Exercise description:
In the listing below, locate the lines bearing the word "image". Copy every one of them.

Extracted records:
○ ○ ○
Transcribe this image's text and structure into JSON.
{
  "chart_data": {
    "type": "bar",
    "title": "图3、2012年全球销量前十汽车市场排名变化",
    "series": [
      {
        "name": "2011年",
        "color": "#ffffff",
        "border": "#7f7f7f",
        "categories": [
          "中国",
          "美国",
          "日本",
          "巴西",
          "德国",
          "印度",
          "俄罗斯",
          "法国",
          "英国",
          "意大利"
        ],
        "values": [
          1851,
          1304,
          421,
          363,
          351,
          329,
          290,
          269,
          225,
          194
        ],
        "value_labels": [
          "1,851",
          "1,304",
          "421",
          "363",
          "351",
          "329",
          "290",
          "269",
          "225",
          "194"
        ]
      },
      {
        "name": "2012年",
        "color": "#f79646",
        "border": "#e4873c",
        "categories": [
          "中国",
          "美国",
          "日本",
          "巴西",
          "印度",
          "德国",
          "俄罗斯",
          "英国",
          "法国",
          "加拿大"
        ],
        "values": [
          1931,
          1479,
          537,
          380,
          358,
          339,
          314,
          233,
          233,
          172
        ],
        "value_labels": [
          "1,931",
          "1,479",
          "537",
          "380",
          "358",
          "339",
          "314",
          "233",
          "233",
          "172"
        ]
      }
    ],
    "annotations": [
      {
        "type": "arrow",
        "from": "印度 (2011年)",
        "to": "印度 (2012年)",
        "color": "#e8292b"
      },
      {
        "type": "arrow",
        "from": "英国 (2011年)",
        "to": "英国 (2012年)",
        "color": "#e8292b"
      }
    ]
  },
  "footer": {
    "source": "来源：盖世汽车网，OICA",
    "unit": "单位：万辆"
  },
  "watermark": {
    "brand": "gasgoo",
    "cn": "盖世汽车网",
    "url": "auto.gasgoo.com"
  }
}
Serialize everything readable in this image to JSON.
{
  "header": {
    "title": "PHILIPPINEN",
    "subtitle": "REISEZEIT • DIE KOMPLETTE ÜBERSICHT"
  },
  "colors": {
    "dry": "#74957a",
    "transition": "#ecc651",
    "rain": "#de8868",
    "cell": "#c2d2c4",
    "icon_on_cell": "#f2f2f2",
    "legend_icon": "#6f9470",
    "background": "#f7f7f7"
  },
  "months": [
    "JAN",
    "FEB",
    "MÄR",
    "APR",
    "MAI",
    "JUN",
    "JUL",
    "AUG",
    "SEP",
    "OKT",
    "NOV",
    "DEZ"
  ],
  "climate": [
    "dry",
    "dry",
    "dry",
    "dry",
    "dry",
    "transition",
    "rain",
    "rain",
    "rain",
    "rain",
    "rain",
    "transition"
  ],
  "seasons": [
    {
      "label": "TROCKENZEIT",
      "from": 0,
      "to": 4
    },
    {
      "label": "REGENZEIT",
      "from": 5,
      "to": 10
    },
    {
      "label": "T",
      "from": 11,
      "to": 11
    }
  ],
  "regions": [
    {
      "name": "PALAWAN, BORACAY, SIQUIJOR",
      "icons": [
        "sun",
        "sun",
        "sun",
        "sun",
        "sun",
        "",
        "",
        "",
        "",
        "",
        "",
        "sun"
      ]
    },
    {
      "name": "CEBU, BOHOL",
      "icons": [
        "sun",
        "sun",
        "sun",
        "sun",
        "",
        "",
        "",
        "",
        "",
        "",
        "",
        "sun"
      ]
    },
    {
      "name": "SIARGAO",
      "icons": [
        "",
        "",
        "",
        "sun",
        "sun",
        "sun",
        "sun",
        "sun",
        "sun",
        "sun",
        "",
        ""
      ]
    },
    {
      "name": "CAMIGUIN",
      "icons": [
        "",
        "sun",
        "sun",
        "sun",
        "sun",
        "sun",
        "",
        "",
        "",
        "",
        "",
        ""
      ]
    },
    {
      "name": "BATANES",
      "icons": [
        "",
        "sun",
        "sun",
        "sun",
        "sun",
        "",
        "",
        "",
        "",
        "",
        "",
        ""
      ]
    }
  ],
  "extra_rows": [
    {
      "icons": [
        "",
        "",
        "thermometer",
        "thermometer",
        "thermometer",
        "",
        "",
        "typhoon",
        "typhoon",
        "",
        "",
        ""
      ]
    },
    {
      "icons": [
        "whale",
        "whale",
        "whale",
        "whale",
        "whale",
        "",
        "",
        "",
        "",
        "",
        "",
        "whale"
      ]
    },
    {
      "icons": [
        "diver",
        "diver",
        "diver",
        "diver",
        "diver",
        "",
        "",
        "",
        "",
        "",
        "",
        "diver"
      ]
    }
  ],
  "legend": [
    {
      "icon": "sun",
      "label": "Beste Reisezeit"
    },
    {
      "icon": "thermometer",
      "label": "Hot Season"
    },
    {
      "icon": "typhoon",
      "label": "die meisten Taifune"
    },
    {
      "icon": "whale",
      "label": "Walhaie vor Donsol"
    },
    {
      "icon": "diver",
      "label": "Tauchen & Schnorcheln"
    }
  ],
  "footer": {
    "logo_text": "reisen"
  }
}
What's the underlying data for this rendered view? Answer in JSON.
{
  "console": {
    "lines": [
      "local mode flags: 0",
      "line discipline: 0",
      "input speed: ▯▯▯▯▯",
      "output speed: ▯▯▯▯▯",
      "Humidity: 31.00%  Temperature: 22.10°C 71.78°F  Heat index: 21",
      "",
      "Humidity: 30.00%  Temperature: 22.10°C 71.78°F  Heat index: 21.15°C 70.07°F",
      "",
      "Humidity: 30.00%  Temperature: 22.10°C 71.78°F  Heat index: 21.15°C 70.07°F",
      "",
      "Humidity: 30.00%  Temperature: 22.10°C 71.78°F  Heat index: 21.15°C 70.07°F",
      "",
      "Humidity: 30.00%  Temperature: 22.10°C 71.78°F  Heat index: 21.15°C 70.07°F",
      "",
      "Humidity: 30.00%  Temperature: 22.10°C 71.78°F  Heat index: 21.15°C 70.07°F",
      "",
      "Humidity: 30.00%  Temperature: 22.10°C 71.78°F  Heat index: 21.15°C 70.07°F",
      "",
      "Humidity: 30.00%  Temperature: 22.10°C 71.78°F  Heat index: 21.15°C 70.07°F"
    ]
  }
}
○ ○ ○
Output of the task:
Transcribe this image's text and structure into JSON.
Serialize everything readable in this image to JSON.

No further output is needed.